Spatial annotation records
------

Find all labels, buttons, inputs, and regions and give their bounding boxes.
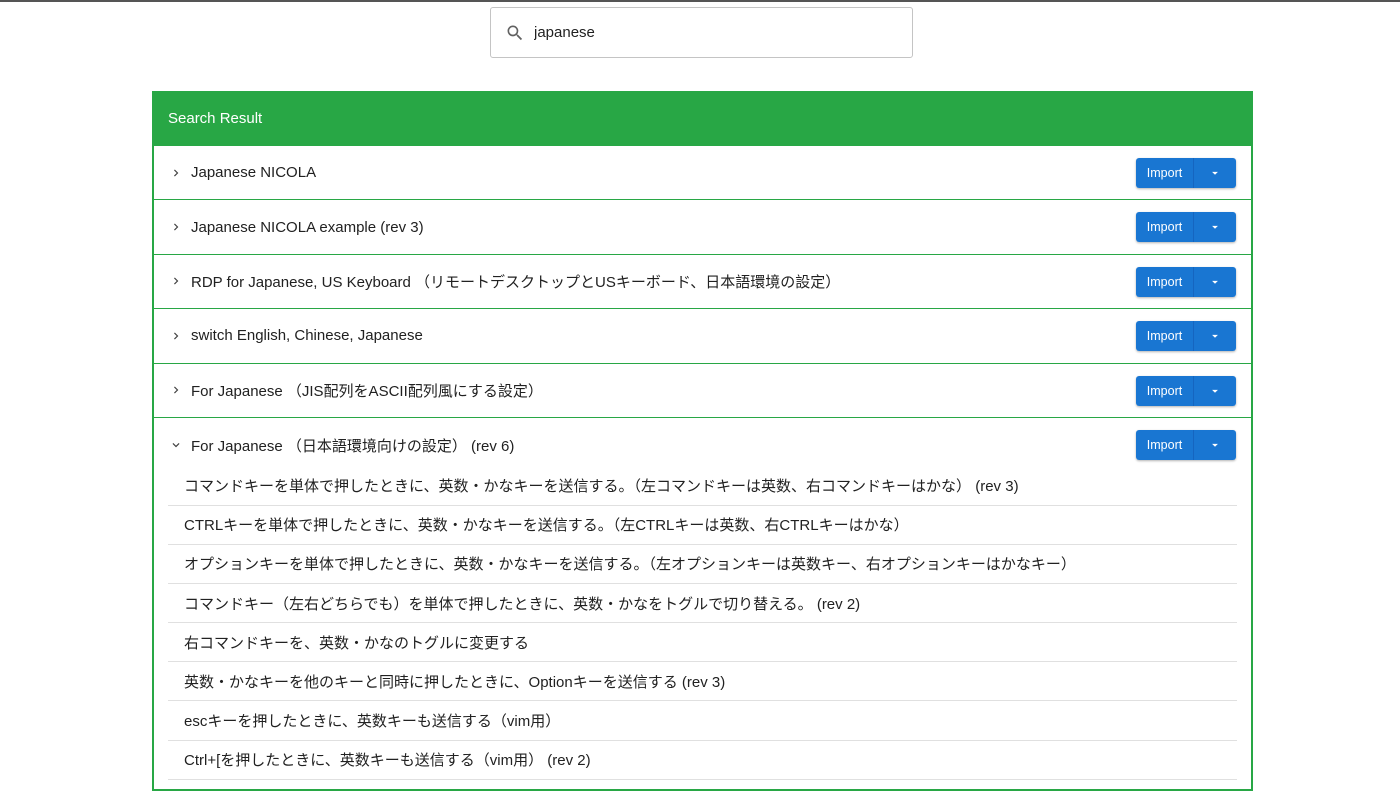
rule-item[interactable]: escキーを押したときに、英数キーも送信する（vim用） (168, 701, 1237, 741)
chevron-right-icon[interactable] (169, 383, 183, 397)
import-dropdown-button[interactable] (1194, 321, 1236, 352)
chevron-right-icon[interactable] (169, 274, 183, 288)
chevron-right-icon[interactable] (169, 329, 183, 343)
caret-down-icon (1212, 226, 1218, 230)
caret-down-icon (1212, 280, 1218, 284)
result-row-expanded[interactable]: For Japanese （日本語環境向けの設定） (rev 6) Import (154, 418, 1251, 472)
search-input[interactable] (534, 24, 894, 41)
import-button[interactable]: Import (1136, 321, 1194, 352)
panel-header: Search Result (152, 91, 1253, 146)
import-button[interactable]: Import (1136, 375, 1194, 406)
result-title[interactable]: For Japanese （日本語環境向けの設定） (rev 6) (191, 435, 514, 456)
import-button-group: Import (1136, 266, 1236, 297)
caret-down-icon (1212, 335, 1218, 338)
result-row[interactable]: switch English, Chinese, Japanese Import (154, 309, 1251, 364)
import-dropdown-button[interactable] (1194, 266, 1236, 297)
result-list: Japanese NICOLA Import Japanese NICOLA e… (154, 146, 1251, 780)
rule-item[interactable]: コマンドキー（左右どちらでも）を単体で押したときに、英数・かなをトグルで切り替え… (168, 584, 1237, 624)
import-dropdown-button[interactable] (1194, 429, 1236, 460)
rule-list: コマンドキーを単体で押したときに、英数・かなキーを送信する。（左コマンドキーは英… (154, 466, 1251, 780)
rule-item[interactable]: 右コマンドキーを、英数・かなのトグルに変更する (168, 623, 1237, 663)
top-border (0, 0, 1400, 2)
chevron-right-icon[interactable] (169, 166, 183, 180)
result-row[interactable]: Japanese NICOLA Import (154, 146, 1251, 201)
caret-down-icon (1212, 443, 1218, 447)
import-button[interactable]: Import (1136, 212, 1194, 243)
chevron-right-icon[interactable] (169, 220, 183, 234)
result-title[interactable]: Japanese NICOLA (191, 164, 316, 181)
result-row[interactable]: For Japanese （JIS配列をASCII配列風にする設定） Impor… (154, 364, 1251, 418)
import-button-group: Import (1136, 158, 1236, 188)
import-button[interactable]: Import (1136, 429, 1194, 460)
result-title[interactable]: switch English, Chinese, Japanese (191, 327, 423, 344)
result-title[interactable]: Japanese NICOLA example (rev 3) (191, 219, 424, 236)
import-dropdown-button[interactable] (1194, 212, 1236, 243)
rule-item[interactable]: Ctrl+[を押したときに、英数キーも送信する（vim用） (rev 2) (168, 741, 1237, 780)
chevron-down-icon[interactable] (169, 438, 183, 452)
import-button-group: Import (1136, 375, 1236, 406)
import-button[interactable]: Import (1136, 266, 1194, 297)
caret-down-icon (1212, 171, 1218, 175)
result-row[interactable]: RDP for Japanese, US Keyboard （リモートデスクトッ… (154, 255, 1251, 310)
import-button-group: Import (1136, 321, 1236, 352)
import-button[interactable]: Import (1136, 158, 1194, 188)
import-dropdown-button[interactable] (1194, 375, 1236, 406)
rule-item[interactable]: 英数・かなキーを他のキーと同時に押したときに、Optionキーを送信する (re… (168, 662, 1237, 702)
import-button-group: Import (1136, 429, 1236, 460)
rule-item[interactable]: オプションキーを単体で押したときに、英数・かなキーを送信する。（左オプションキー… (168, 545, 1237, 584)
result-title[interactable]: RDP for Japanese, US Keyboard （リモートデスクトッ… (191, 271, 840, 292)
result-row[interactable]: Japanese NICOLA example (rev 3) Import (154, 200, 1251, 255)
panel-title: Search Result (168, 110, 263, 127)
search-icon (505, 23, 525, 43)
caret-down-icon (1212, 389, 1218, 393)
rule-item[interactable]: CTRLキーを単体で押したときに、英数・かなキーを送信する。（左CTRLキーは英… (168, 506, 1237, 545)
import-dropdown-button[interactable] (1194, 158, 1236, 188)
result-title[interactable]: For Japanese （JIS配列をASCII配列風にする設定） (191, 380, 543, 401)
import-button-group: Import (1136, 212, 1236, 243)
search-box[interactable] (490, 7, 913, 58)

------

Rewrite all of the data with every "import-button-group" changed to "import-split-button" and nothing else altered. Leave the pictures out.

THE COMPLETED TASK –
Find all labels, buttons, inputs, and regions and give their bounding boxes.
rule-item[interactable]: escキーを押したときに、英数キーも送信する（vim用） (168, 701, 1237, 741)
chevron-right-icon[interactable] (169, 383, 183, 397)
import-dropdown-button[interactable] (1194, 321, 1236, 352)
chevron-right-icon[interactable] (169, 274, 183, 288)
chevron-right-icon[interactable] (169, 329, 183, 343)
caret-down-icon (1212, 226, 1218, 230)
caret-down-icon (1212, 280, 1218, 284)
result-row-expanded[interactable]: For Japanese （日本語環境向けの設定） (rev 6) Import (154, 418, 1251, 472)
search-input[interactable] (534, 24, 894, 41)
import-button[interactable]: Import (1136, 321, 1194, 352)
panel-header: Search Result (152, 91, 1253, 146)
import-button[interactable]: Import (1136, 375, 1194, 406)
result-title[interactable]: For Japanese （日本語環境向けの設定） (rev 6) (191, 435, 514, 456)
import-split-button: Import (1136, 266, 1236, 297)
caret-down-icon (1212, 335, 1218, 338)
result-row[interactable]: switch English, Chinese, Japanese Import (154, 309, 1251, 364)
import-dropdown-button[interactable] (1194, 266, 1236, 297)
result-list: Japanese NICOLA Import Japanese NICOLA e… (154, 146, 1251, 780)
rule-item[interactable]: コマンドキー（左右どちらでも）を単体で押したときに、英数・かなをトグルで切り替え… (168, 584, 1237, 624)
import-dropdown-button[interactable] (1194, 429, 1236, 460)
rule-list: コマンドキーを単体で押したときに、英数・かなキーを送信する。（左コマンドキーは英… (154, 466, 1251, 780)
rule-item[interactable]: 右コマンドキーを、英数・かなのトグルに変更する (168, 623, 1237, 663)
top-border (0, 0, 1400, 2)
chevron-right-icon[interactable] (169, 166, 183, 180)
result-row[interactable]: Japanese NICOLA Import (154, 146, 1251, 201)
caret-down-icon (1212, 443, 1218, 447)
import-button[interactable]: Import (1136, 212, 1194, 243)
chevron-right-icon[interactable] (169, 220, 183, 234)
result-title[interactable]: Japanese NICOLA (191, 164, 316, 181)
result-row[interactable]: For Japanese （JIS配列をASCII配列風にする設定） Impor… (154, 364, 1251, 418)
import-split-button: Import (1136, 158, 1236, 188)
import-button[interactable]: Import (1136, 429, 1194, 460)
result-title[interactable]: switch English, Chinese, Japanese (191, 327, 423, 344)
result-title[interactable]: Japanese NICOLA example (rev 3) (191, 219, 424, 236)
import-dropdown-button[interactable] (1194, 212, 1236, 243)
rule-item[interactable]: Ctrl+[を押したときに、英数キーも送信する（vim用） (rev 2) (168, 741, 1237, 780)
chevron-down-icon[interactable] (169, 438, 183, 452)
import-split-button: Import (1136, 375, 1236, 406)
import-button[interactable]: Import (1136, 266, 1194, 297)
caret-down-icon (1212, 171, 1218, 175)
result-row[interactable]: RDP for Japanese, US Keyboard （リモートデスクトッ… (154, 255, 1251, 310)
import-split-button: Import (1136, 321, 1236, 352)
import-button[interactable]: Import (1136, 158, 1194, 188)
import-dropdown-button[interactable] (1194, 375, 1236, 406)
rule-item[interactable]: 英数・かなキーを他のキーと同時に押したときに、Optionキーを送信する (re… (168, 662, 1237, 702)
import-split-button: Import (1136, 429, 1236, 460)
rule-item[interactable]: オプションキーを単体で押したときに、英数・かなキーを送信する。（左オプションキー… (168, 545, 1237, 584)
result-title[interactable]: RDP for Japanese, US Keyboard （リモートデスクトッ… (191, 271, 840, 292)
result-row[interactable]: Japanese NICOLA example (rev 3) Import (154, 200, 1251, 255)
panel-title: Search Result (168, 110, 263, 127)
search-icon (505, 23, 525, 43)
caret-down-icon (1212, 389, 1218, 393)
rule-item[interactable]: CTRLキーを単体で押したときに、英数・かなキーを送信する。（左CTRLキーは英… (168, 506, 1237, 545)
import-dropdown-button[interactable] (1194, 158, 1236, 188)
result-title[interactable]: For Japanese （JIS配列をASCII配列風にする設定） (191, 380, 543, 401)
import-split-button: Import (1136, 212, 1236, 243)
search-box[interactable] (490, 7, 913, 58)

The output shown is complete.